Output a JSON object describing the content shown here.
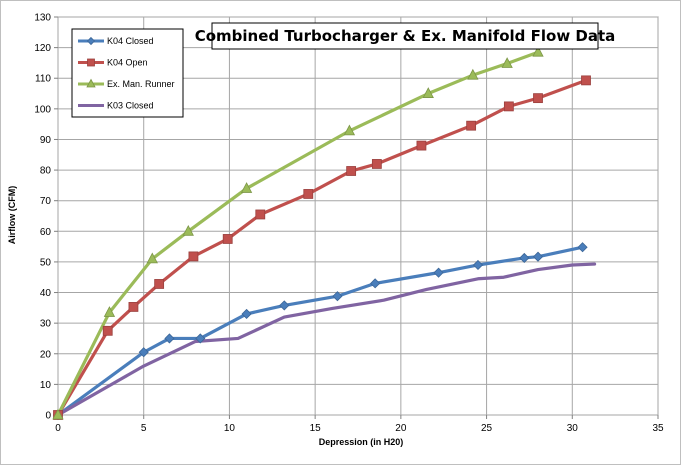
{
  "chart_data": {
    "type": "line",
    "title": "Combined Turbocharger & Ex. Manifold Flow Data",
    "xlabel": "Depression (in H20)",
    "ylabel": "Airflow (CFM)",
    "xlim": [
      0,
      35
    ],
    "ylim": [
      0,
      130
    ],
    "x_ticks": [
      "0",
      "5",
      "10",
      "15",
      "20",
      "25",
      "30",
      "35"
    ],
    "y_ticks": [
      "0",
      "10",
      "20",
      "30",
      "40",
      "50",
      "60",
      "70",
      "80",
      "90",
      "100",
      "110",
      "120",
      "130"
    ],
    "grid": true,
    "legend_position": "top-left",
    "series": [
      {
        "name": "K04 Closed",
        "color": "#4a7ebb",
        "marker": "diamond",
        "points": [
          [
            0,
            0
          ],
          [
            5,
            20.5
          ],
          [
            6.5,
            25
          ],
          [
            8.3,
            25
          ],
          [
            11,
            33
          ],
          [
            13.2,
            35.8
          ],
          [
            16.3,
            38.8
          ],
          [
            18.5,
            43
          ],
          [
            22.2,
            46.5
          ],
          [
            24.5,
            49
          ],
          [
            27.2,
            51.3
          ],
          [
            28,
            51.7
          ],
          [
            30.6,
            54.8
          ]
        ]
      },
      {
        "name": "K04 Open",
        "color": "#c0504d",
        "marker": "square",
        "points": [
          [
            0,
            0
          ],
          [
            2.9,
            27.5
          ],
          [
            4.4,
            35.3
          ],
          [
            5.9,
            42.8
          ],
          [
            7.9,
            51.8
          ],
          [
            9.9,
            57.5
          ],
          [
            11.8,
            65.5
          ],
          [
            14.6,
            72.2
          ],
          [
            17.1,
            79.7
          ],
          [
            18.6,
            82
          ],
          [
            21.2,
            88
          ],
          [
            24.1,
            94.5
          ],
          [
            26.3,
            100.8
          ],
          [
            28,
            103.5
          ],
          [
            30.8,
            109.3
          ]
        ]
      },
      {
        "name": "Ex. Man. Runner",
        "color": "#9bbb59",
        "marker": "triangle",
        "points": [
          [
            0,
            0
          ],
          [
            3,
            33.5
          ],
          [
            5.5,
            51
          ],
          [
            7.6,
            60
          ],
          [
            11,
            74
          ],
          [
            17,
            92.8
          ],
          [
            21.6,
            105
          ],
          [
            24.2,
            111
          ],
          [
            26.2,
            114.8
          ],
          [
            28,
            118.5
          ]
        ]
      },
      {
        "name": "K03 Closed",
        "color": "#8064a2",
        "marker": "none",
        "points": [
          [
            0,
            0
          ],
          [
            5,
            16
          ],
          [
            8,
            24
          ],
          [
            10.5,
            25
          ],
          [
            13.2,
            32
          ],
          [
            16,
            34.8
          ],
          [
            19,
            37.5
          ],
          [
            21.5,
            41
          ],
          [
            24.5,
            44.5
          ],
          [
            26,
            45
          ],
          [
            28,
            47.5
          ],
          [
            30,
            49
          ],
          [
            31.3,
            49.3
          ]
        ]
      }
    ]
  }
}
______
**The task**.
From the entries above, copy each line holding "color".

**Reply to the exercise**.
        "color": "#4a7ebb",
        "color": "#c0504d",
        "color": "#9bbb59",
        "color": "#8064a2",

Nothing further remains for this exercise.